Work to do. Give the number of lines that include the word "Compile", nothing more.

....

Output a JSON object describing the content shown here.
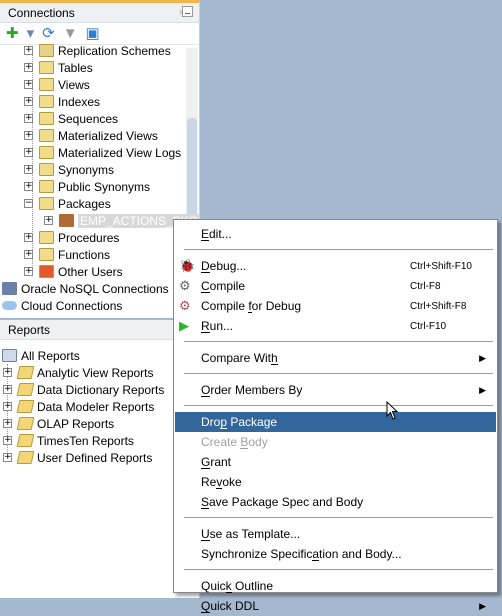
{
  "connections_panel": {
    "title": "Connections",
    "close": "×",
    "toolbar": [
      {
        "icon": "add-icon",
        "glyph": "✚",
        "color": "#22aa22"
      },
      {
        "icon": "dropdown-arrow-icon",
        "glyph": "▾",
        "color": "#6a84a8"
      },
      {
        "icon": "refresh-icon",
        "glyph": "⟳",
        "color": "#2a7fd4"
      },
      {
        "icon": "filter-icon",
        "glyph": "▼",
        "color": "#999999"
      },
      {
        "icon": "collapse-all-icon",
        "glyph": "▣",
        "color": "#2a7fd4"
      }
    ],
    "tree": [
      {
        "label": "Replication Schemes",
        "expander": "+"
      },
      {
        "label": "Tables",
        "expander": "+"
      },
      {
        "label": "Views",
        "expander": "+"
      },
      {
        "label": "Indexes",
        "expander": "+"
      },
      {
        "label": "Sequences",
        "expander": "+"
      },
      {
        "label": "Materialized Views",
        "expander": "+"
      },
      {
        "label": "Materialized View Logs",
        "expander": "+"
      },
      {
        "label": "Synonyms",
        "expander": "+"
      },
      {
        "label": "Public Synonyms",
        "expander": "+"
      },
      {
        "label": "Packages",
        "expander": "−"
      },
      {
        "label": "EMP_ACTIONS_PKG",
        "expander": "+",
        "selected": true
      },
      {
        "label": "Procedures",
        "expander": "+"
      },
      {
        "label": "Functions",
        "expander": "+"
      },
      {
        "label": "Other Users",
        "expander": "+"
      },
      {
        "label": "Oracle NoSQL Connections"
      },
      {
        "label": "Cloud Connections"
      }
    ]
  },
  "reports_panel": {
    "title": "Reports",
    "close": "×",
    "root": "All Reports",
    "items": [
      "Analytic View Reports",
      "Data Dictionary Reports",
      "Data Modeler Reports",
      "OLAP Reports",
      "TimesTen Reports",
      "User Defined Reports"
    ]
  },
  "context_menu": {
    "items": [
      {
        "label": "Edit...",
        "mn": 0
      },
      {
        "sep": true
      },
      {
        "label": "Debug...",
        "mn": 0,
        "shortcut": "Ctrl+Shift-F10",
        "icon": "bug-icon"
      },
      {
        "label": "Compile",
        "mn": 0,
        "shortcut": "Ctrl-F8",
        "icon": "gears-icon"
      },
      {
        "label": "Compile for Debug",
        "mn": 8,
        "shortcut": "Ctrl+Shift-F8",
        "icon": "gears-bug-icon"
      },
      {
        "label": "Run...",
        "mn": 0,
        "shortcut": "Ctrl-F10",
        "icon": "run-icon"
      },
      {
        "sep": true
      },
      {
        "label": "Compare With",
        "mn": 11,
        "submenu": true
      },
      {
        "sep": true
      },
      {
        "label": "Order Members By",
        "mn": 0,
        "submenu": true
      },
      {
        "sep": true
      },
      {
        "label": "Drop Package",
        "mn": 3,
        "highlighted": true
      },
      {
        "label": "Create Body",
        "mn": 7,
        "disabled": true
      },
      {
        "label": "Grant",
        "mn": 0
      },
      {
        "label": "Revoke",
        "mn": 2
      },
      {
        "label": "Save Package Spec and Body",
        "mn": 0
      },
      {
        "sep": true
      },
      {
        "label": "Use as Template...",
        "mn": 0
      },
      {
        "label": "Synchronize Specification and Body...",
        "mn": 20
      },
      {
        "sep": true
      },
      {
        "label": "Quick Outline",
        "mn": 4
      },
      {
        "label": "Quick DDL",
        "mn": 0,
        "submenu": true
      }
    ]
  },
  "colors": {
    "highlight": "#33669a",
    "desktop": "#a4b8cf",
    "tab_accent": "#f2b54a"
  }
}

....

Task output. 2